--- TO DO ---
Repeat the data verbatim.

--- start DATA FOR THIS EXERCISE ---

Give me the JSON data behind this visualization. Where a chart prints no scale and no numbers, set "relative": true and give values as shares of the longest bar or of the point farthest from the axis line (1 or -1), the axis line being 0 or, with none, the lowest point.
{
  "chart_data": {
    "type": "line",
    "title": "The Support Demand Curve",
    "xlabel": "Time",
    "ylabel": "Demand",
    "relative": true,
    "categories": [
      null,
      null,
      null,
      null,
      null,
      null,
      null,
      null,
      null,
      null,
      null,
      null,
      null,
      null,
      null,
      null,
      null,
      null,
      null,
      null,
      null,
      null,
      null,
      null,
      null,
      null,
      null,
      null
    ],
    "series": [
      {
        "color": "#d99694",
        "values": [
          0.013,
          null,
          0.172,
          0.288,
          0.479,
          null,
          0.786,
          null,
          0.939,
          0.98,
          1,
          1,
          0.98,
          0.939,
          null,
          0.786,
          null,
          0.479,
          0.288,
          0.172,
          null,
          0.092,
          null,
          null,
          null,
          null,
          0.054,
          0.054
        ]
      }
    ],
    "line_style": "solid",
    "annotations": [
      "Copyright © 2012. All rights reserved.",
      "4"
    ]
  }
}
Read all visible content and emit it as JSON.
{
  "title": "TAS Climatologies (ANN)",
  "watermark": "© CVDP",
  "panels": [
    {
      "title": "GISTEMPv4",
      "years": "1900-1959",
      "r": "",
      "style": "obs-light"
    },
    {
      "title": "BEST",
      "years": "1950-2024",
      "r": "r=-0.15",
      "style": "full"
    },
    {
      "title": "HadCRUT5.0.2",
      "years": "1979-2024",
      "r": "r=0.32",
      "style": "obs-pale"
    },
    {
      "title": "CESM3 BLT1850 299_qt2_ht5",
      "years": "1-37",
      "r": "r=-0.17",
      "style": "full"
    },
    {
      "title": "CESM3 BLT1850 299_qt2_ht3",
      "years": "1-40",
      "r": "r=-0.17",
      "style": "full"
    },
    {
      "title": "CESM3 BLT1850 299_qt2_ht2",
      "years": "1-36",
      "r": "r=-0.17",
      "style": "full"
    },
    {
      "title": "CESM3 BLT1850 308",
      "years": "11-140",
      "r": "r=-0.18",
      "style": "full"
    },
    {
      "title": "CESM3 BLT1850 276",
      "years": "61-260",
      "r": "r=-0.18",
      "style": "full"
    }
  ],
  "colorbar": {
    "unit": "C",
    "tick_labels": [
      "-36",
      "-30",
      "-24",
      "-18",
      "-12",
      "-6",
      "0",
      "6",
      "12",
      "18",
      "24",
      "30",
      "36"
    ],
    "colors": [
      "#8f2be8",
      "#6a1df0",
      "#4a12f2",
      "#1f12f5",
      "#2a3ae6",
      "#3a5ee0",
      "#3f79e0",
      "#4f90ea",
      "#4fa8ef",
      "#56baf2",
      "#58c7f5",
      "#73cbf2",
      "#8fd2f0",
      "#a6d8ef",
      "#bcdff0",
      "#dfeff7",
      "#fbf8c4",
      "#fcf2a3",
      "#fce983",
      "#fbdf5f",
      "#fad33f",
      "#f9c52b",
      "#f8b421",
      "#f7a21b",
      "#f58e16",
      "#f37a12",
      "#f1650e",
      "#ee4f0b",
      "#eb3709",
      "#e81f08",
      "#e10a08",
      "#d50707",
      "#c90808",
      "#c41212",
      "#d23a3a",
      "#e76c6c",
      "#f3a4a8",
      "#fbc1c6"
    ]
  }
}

--- end DATA FOR THIS EXERCISE ---

--- FINISHED TASK ---
Give me the JSON data behind this visualization. Where a chart prints no scale and no numbers, set "relative": true and give values as shares of the longest bar or of the point farthest from the axis line (1 or -1), the axis line being 0 or, with none, the lowest point.
{
  "chart_data": {
    "type": "line",
    "title": "The Support Demand Curve",
    "xlabel": "Time",
    "ylabel": "Demand",
    "relative": true,
    "categories": [
      null,
      null,
      null,
      null,
      null,
      null,
      null,
      null,
      null,
      null,
      null,
      null,
      null,
      null,
      null,
      null,
      null,
      null,
      null,
      null,
      null,
      null,
      null,
      null,
      null,
      null,
      null,
      null
    ],
    "series": [
      {
        "color": "#d99694",
        "values": [
          0.013,
          null,
          0.172,
          0.288,
          0.479,
          null,
          0.786,
          null,
          0.939,
          0.98,
          1,
          1,
          0.98,
          0.939,
          null,
          0.786,
          null,
          0.479,
          0.288,
          0.172,
          null,
          0.092,
          null,
          null,
          null,
          null,
          0.054,
          0.054
        ]
      }
    ],
    "line_style": "solid",
    "annotations": [
      "Copyright © 2012. All rights reserved.",
      "4"
    ]
  }
}
Read all visible content and emit it as JSON.
{
  "title": "TAS Climatologies (ANN)",
  "watermark": "© CVDP",
  "panels": [
    {
      "title": "GISTEMPv4",
      "years": "1900-1959",
      "r": "",
      "style": "obs-light"
    },
    {
      "title": "BEST",
      "years": "1950-2024",
      "r": "r=-0.15",
      "style": "full"
    },
    {
      "title": "HadCRUT5.0.2",
      "years": "1979-2024",
      "r": "r=0.32",
      "style": "obs-pale"
    },
    {
      "title": "CESM3 BLT1850 299_qt2_ht5",
      "years": "1-37",
      "r": "r=-0.17",
      "style": "full"
    },
    {
      "title": "CESM3 BLT1850 299_qt2_ht3",
      "years": "1-40",
      "r": "r=-0.17",
      "style": "full"
    },
    {
      "title": "CESM3 BLT1850 299_qt2_ht2",
      "years": "1-36",
      "r": "r=-0.17",
      "style": "full"
    },
    {
      "title": "CESM3 BLT1850 308",
      "years": "11-140",
      "r": "r=-0.18",
      "style": "full"
    },
    {
      "title": "CESM3 BLT1850 276",
      "years": "61-260",
      "r": "r=-0.18",
      "style": "full"
    }
  ],
  "colorbar": {
    "unit": "C",
    "tick_labels": [
      "-36",
      "-30",
      "-24",
      "-18",
      "-12",
      "-6",
      "0",
      "6",
      "12",
      "18",
      "24",
      "30",
      "36"
    ],
    "colors": [
      "#8f2be8",
      "#6a1df0",
      "#4a12f2",
      "#1f12f5",
      "#2a3ae6",
      "#3a5ee0",
      "#3f79e0",
      "#4f90ea",
      "#4fa8ef",
      "#56baf2",
      "#58c7f5",
      "#73cbf2",
      "#8fd2f0",
      "#a6d8ef",
      "#bcdff0",
      "#dfeff7",
      "#fbf8c4",
      "#fcf2a3",
      "#fce983",
      "#fbdf5f",
      "#fad33f",
      "#f9c52b",
      "#f8b421",
      "#f7a21b",
      "#f58e16",
      "#f37a12",
      "#f1650e",
      "#ee4f0b",
      "#eb3709",
      "#e81f08",
      "#e10a08",
      "#d50707",
      "#c90808",
      "#c41212",
      "#d23a3a",
      "#e76c6c",
      "#f3a4a8",
      "#fbc1c6"
    ]
  }
}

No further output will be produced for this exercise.